[YOUR INSTRUCTIONS]
From the listing below, extract each entry exactly as written, minus the images.

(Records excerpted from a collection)
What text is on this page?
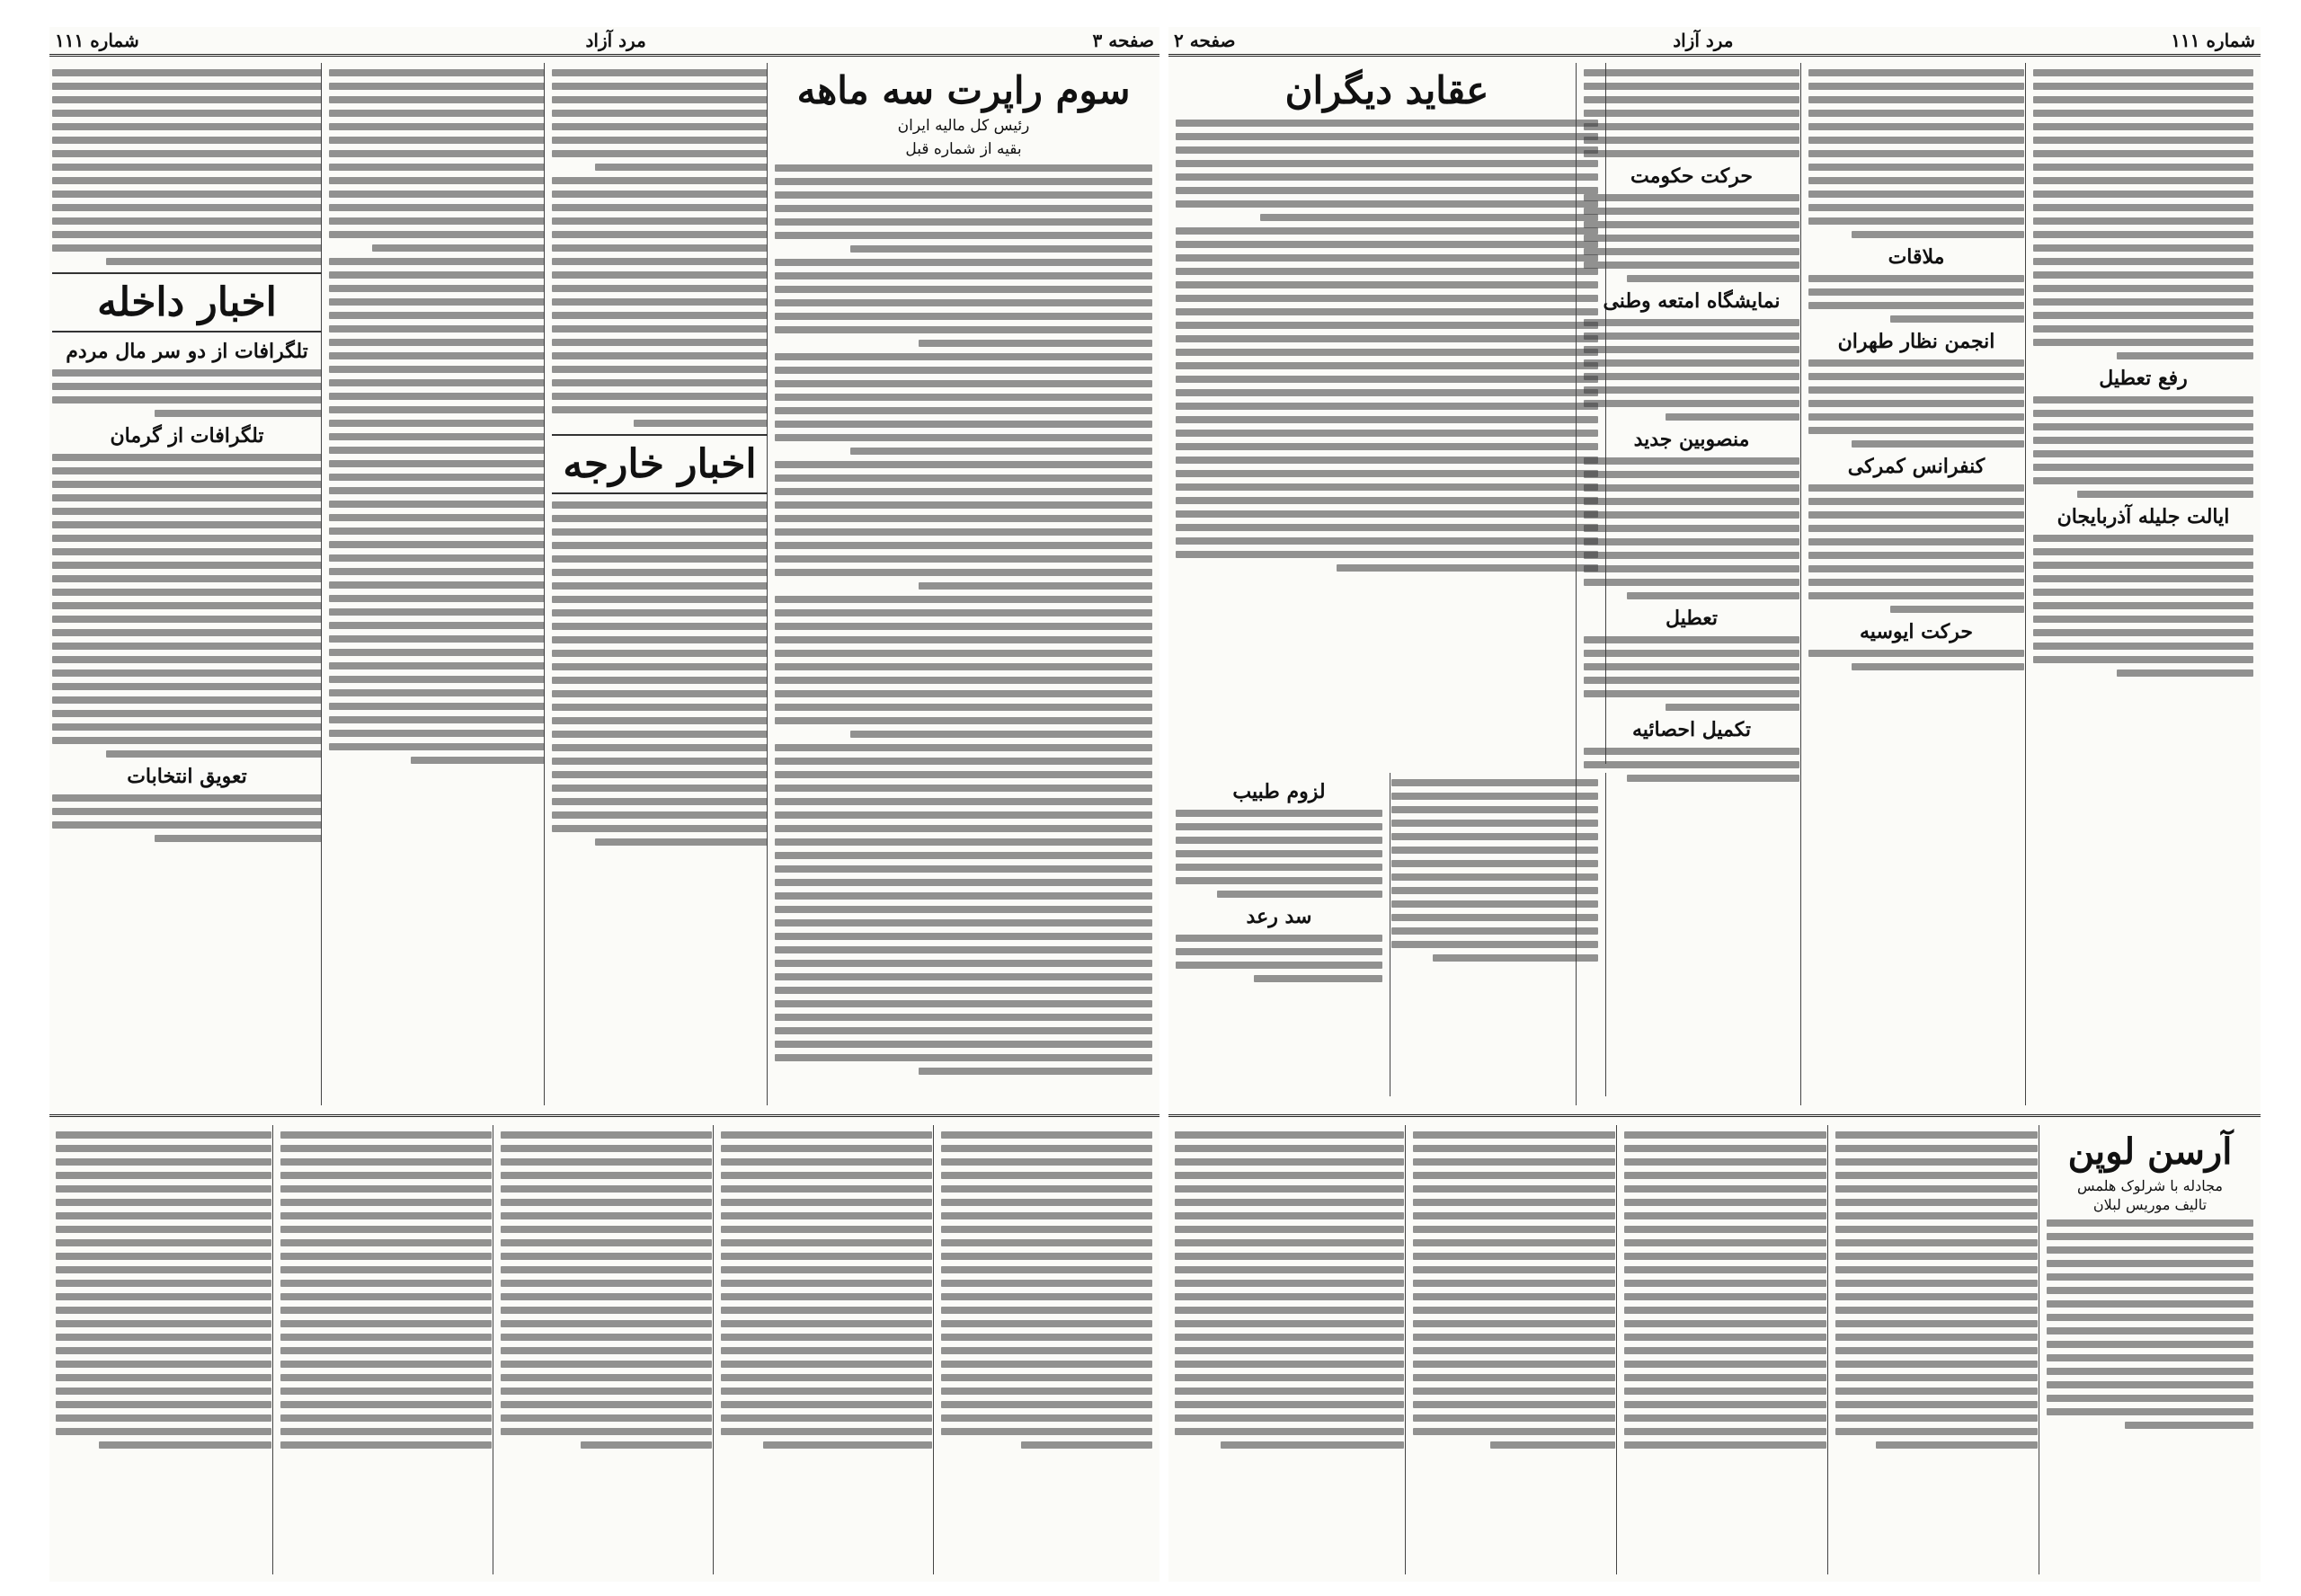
صفحه ۳
مرد آزاد
شماره ۱۱۱
سوم راپرت سه ماهه
رئیس کل مالیه ایران
بقیه از شماره قبل
اخبار خارجه
اخبار داخله
تلگرافات از دو سر مال مردم
تلگرافات از گرمان
تعویق انتخابات
شماره ۱۱۱
مرد آزاد
صفحه ۲
عقاید دیگران
حرکت حکومت
نمایشگاه امتعه وطنی
منصوبین جدید
تعطیل
تکمیل احصائیه
ملاقات
انجمن نظار طهران
کنفرانس کمرکی
حرکت ایوسیه
رفع تعطیل
ایالت جلیله آذربایجان
لزوم طبیب
سد رعد
آرسن لوپن
مجادله با شرلوک هلمس
تالیف موریس لبلان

[TASK OUTPUT]
What text is on this page?
صفحه ۳
مرد آزاد
شماره ۱۱۱
سوم راپرت سه ماهه
رئیس کل مالیه ایران
بقیه از شماره قبل
اخبار خارجه
اخبار داخله
تلگرافات از دو سر مال مردم
تلگرافات از گرمان
تعویق انتخابات
شماره ۱۱۱
مرد آزاد
صفحه ۲
عقاید دیگران
حرکت حکومت
نمایشگاه امتعه وطنی
منصوبین جدید
تعطیل
تکمیل احصائیه
ملاقات
انجمن نظار طهران
کنفرانس کمرکی
حرکت ایوسیه
رفع تعطیل
ایالت جلیله آذربایجان
لزوم طبیب
سد رعد
آرسن لوپن
مجادله با شرلوک هلمس
تالیف موریس لبلان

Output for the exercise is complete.